-------- Entries --------
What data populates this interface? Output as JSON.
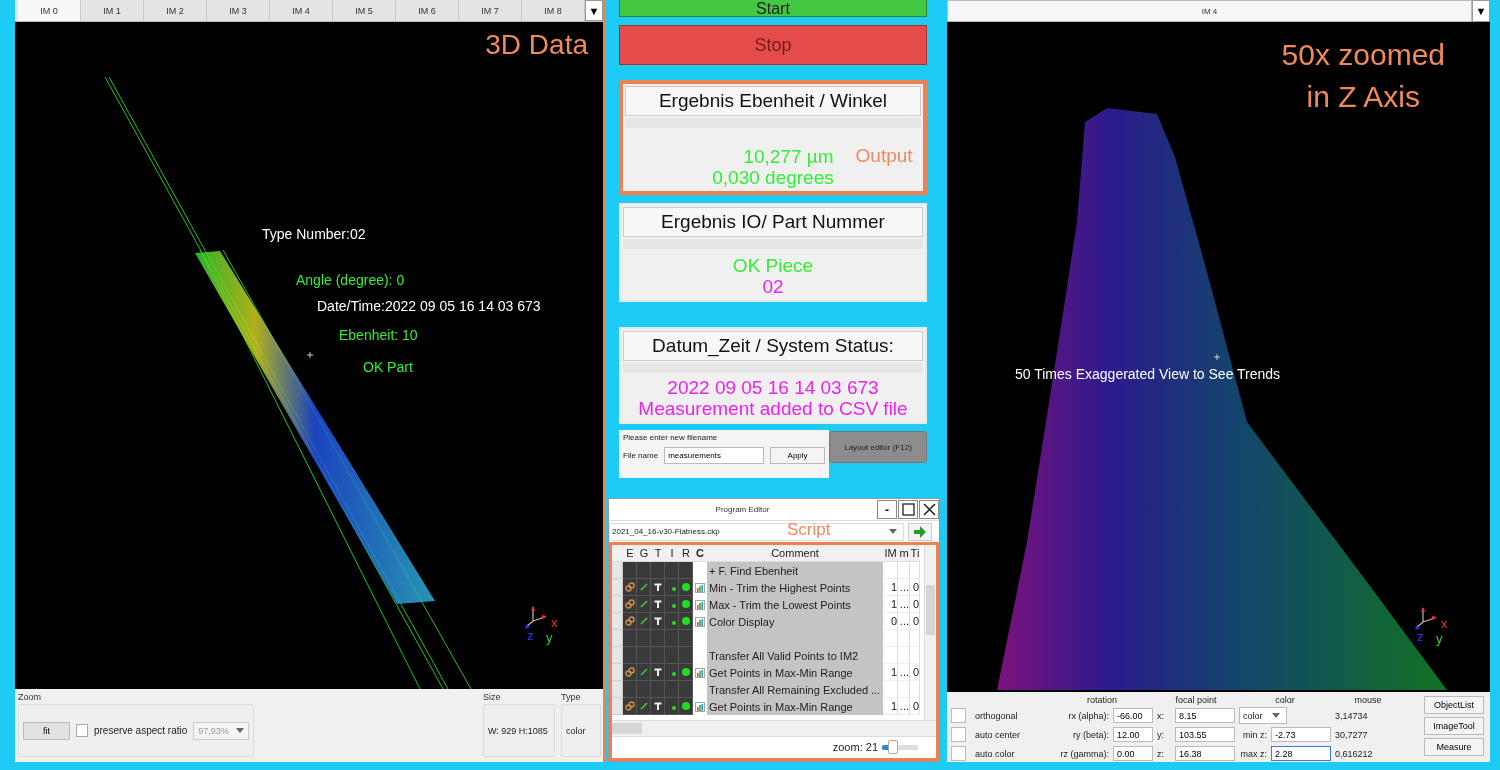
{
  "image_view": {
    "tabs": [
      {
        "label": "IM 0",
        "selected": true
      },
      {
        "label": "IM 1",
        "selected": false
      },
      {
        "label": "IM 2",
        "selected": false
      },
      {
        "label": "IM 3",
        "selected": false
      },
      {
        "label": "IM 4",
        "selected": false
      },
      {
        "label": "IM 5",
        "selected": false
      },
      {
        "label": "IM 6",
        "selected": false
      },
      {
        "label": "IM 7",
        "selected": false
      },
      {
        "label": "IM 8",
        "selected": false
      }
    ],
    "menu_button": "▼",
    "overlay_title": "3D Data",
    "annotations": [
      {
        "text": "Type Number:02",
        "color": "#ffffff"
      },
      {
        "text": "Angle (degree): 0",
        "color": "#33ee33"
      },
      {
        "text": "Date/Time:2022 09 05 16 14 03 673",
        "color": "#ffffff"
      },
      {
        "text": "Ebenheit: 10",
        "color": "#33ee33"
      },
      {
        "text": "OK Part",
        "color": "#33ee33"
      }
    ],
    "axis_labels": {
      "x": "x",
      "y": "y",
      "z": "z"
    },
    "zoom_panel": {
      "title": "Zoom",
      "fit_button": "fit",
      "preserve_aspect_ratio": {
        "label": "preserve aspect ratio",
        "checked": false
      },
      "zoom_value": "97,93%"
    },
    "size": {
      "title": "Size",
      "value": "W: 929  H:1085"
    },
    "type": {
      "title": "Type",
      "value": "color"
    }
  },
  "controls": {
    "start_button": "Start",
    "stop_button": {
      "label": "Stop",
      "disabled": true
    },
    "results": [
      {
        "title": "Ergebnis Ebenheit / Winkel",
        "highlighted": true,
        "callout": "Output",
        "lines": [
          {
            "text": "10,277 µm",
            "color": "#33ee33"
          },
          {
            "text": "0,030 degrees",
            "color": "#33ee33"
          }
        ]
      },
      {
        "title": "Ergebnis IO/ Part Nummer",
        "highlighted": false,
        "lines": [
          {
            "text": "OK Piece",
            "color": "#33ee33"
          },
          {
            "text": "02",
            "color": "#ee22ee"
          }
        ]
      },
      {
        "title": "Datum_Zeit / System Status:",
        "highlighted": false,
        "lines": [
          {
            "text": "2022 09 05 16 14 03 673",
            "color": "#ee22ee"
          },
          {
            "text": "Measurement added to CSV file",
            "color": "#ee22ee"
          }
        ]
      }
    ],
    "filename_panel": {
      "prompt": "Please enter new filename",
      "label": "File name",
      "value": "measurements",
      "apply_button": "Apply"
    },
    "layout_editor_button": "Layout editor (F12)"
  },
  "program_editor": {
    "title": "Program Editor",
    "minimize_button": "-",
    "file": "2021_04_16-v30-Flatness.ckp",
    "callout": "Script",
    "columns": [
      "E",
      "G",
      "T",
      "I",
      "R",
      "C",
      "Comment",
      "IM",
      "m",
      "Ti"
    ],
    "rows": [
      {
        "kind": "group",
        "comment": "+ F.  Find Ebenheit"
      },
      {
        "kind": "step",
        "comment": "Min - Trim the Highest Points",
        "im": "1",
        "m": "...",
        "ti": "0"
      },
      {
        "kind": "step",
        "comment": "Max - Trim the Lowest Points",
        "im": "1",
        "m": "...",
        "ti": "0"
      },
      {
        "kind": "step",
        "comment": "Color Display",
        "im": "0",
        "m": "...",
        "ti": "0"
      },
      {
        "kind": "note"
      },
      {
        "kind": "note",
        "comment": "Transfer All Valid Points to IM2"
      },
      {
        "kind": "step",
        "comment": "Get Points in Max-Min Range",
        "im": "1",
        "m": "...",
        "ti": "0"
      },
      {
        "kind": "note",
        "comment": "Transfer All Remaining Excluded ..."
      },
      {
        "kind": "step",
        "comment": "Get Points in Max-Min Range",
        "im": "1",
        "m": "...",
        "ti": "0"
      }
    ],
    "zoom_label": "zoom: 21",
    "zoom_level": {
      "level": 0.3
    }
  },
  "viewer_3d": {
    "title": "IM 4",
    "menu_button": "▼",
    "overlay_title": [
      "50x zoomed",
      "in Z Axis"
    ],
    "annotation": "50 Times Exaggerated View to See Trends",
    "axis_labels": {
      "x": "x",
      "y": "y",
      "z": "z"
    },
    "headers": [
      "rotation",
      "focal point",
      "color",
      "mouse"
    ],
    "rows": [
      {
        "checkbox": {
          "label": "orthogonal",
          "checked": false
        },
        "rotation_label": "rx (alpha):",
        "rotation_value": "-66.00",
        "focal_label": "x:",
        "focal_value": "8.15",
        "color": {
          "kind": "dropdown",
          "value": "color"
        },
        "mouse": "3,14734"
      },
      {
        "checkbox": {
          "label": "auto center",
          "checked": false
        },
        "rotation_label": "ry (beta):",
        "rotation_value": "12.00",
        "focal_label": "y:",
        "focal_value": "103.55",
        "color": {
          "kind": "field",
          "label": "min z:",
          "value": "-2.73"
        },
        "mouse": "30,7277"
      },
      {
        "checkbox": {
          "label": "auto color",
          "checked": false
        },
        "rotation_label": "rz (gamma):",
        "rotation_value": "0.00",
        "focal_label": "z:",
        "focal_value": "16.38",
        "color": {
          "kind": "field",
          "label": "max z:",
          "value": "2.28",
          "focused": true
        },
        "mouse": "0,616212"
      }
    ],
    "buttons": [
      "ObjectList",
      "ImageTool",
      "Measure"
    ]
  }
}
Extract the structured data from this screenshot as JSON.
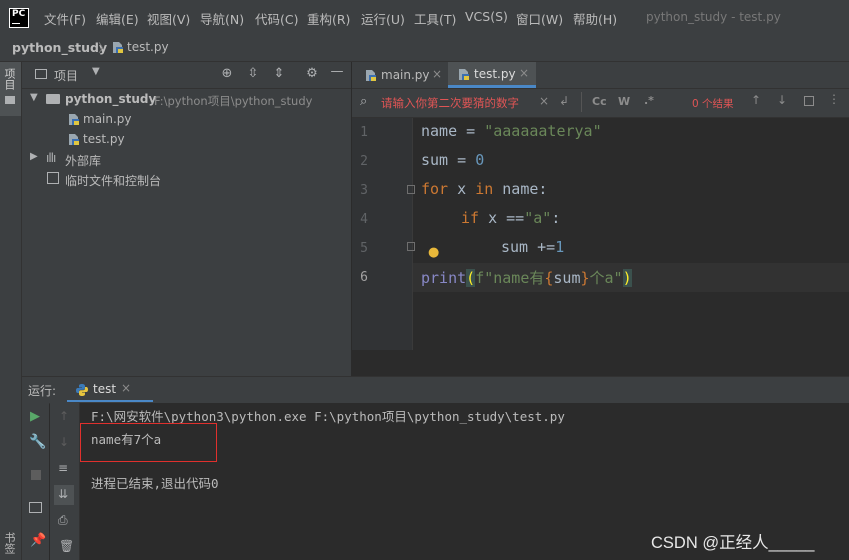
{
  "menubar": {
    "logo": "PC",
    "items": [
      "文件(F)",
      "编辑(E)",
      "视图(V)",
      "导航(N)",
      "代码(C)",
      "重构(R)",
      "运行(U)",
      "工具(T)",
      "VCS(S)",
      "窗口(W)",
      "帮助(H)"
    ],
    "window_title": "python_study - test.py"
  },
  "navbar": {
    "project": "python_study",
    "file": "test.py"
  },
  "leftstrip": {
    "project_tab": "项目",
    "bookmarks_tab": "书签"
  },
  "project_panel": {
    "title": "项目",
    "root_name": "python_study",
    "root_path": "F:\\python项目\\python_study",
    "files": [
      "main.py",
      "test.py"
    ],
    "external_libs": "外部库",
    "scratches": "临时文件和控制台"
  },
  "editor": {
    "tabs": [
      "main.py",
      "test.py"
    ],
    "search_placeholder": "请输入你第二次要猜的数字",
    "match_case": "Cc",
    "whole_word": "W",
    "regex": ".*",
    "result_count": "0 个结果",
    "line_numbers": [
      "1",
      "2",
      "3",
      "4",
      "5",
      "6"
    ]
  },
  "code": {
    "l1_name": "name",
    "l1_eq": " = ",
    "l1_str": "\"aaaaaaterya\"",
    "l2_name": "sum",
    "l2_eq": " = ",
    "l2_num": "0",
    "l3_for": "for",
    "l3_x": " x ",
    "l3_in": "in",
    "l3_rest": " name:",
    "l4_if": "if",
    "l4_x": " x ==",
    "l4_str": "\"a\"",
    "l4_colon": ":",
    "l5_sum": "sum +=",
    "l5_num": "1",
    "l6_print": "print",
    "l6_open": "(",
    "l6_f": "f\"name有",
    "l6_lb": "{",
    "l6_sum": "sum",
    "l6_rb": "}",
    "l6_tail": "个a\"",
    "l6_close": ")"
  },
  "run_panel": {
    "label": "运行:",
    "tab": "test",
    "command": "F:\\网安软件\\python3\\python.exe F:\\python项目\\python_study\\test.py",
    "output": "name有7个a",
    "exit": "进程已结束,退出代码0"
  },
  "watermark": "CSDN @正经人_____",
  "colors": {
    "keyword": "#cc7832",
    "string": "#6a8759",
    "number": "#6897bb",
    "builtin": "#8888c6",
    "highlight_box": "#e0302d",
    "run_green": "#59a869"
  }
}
--------
**Work instructions:**
Look through the material and copy each line that has "Points".

**Result for this exercise:**
        "comment": "Min - Trim the Highest Points",
        "comment": "Max - Trim the Lowest Points",
        "comment": "Transfer All Valid Points to IM2"
        "comment": "Get Points in Max-Min Range",
        "comment": "Get Points in Max-Min Range",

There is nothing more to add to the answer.